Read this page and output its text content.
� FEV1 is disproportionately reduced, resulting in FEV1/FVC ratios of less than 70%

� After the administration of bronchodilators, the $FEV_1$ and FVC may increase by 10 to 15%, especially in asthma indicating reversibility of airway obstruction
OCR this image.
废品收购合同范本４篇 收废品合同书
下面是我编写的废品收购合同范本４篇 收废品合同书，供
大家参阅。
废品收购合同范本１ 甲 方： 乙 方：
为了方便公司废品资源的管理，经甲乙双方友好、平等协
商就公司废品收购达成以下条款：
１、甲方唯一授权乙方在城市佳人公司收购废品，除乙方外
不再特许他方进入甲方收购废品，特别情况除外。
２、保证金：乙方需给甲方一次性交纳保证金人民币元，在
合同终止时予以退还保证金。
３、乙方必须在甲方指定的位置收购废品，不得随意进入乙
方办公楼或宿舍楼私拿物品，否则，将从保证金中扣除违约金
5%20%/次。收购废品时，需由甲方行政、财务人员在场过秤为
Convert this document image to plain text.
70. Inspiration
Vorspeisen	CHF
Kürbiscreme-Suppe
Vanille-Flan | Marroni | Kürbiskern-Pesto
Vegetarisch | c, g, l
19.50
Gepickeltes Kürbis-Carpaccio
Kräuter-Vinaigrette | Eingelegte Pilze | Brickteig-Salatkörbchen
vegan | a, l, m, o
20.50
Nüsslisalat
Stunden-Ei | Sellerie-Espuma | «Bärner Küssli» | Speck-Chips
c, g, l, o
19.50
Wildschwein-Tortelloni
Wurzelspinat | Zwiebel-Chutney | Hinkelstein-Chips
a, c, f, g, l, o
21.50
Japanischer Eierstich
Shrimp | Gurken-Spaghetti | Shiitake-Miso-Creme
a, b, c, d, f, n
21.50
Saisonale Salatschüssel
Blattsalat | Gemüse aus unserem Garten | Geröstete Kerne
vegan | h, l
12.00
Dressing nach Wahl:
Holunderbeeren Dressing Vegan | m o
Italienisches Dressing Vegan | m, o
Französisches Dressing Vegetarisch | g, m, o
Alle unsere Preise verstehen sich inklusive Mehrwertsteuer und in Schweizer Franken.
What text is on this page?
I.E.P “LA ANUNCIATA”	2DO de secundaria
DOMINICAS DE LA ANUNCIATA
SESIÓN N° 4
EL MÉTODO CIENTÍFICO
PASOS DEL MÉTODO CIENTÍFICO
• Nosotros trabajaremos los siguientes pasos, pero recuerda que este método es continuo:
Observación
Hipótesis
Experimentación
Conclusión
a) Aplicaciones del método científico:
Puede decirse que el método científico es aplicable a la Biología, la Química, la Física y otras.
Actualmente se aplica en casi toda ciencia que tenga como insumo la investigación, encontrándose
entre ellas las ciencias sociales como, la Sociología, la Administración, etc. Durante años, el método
——————————
- Exercise goal -
With both ends included, please retype exactly the lines from the line containing "What text is on this page?" to the final line of the data.

- Solution to this task -
What text is on this page?
I.E.P “LA ANUNCIATA”	2DO de secundaria
DOMINICAS DE LA ANUNCIATA
SESIÓN N° 4
EL MÉTODO CIENTÍFICO
PASOS DEL MÉTODO CIENTÍFICO
• Nosotros trabajaremos los siguientes pasos, pero recuerda que este método es continuo:
Observación
Hipótesis
Experimentación
Conclusión
a) Aplicaciones del método científico:
Puede decirse que el método científico es aplicable a la Biología, la Química, la Física y otras.
Actualmente se aplica en casi toda ciencia que tenga como insumo la investigación, encontrándose
entre ellas las ciencias sociales como, la Sociología, la Administración, etc. Durante años, el método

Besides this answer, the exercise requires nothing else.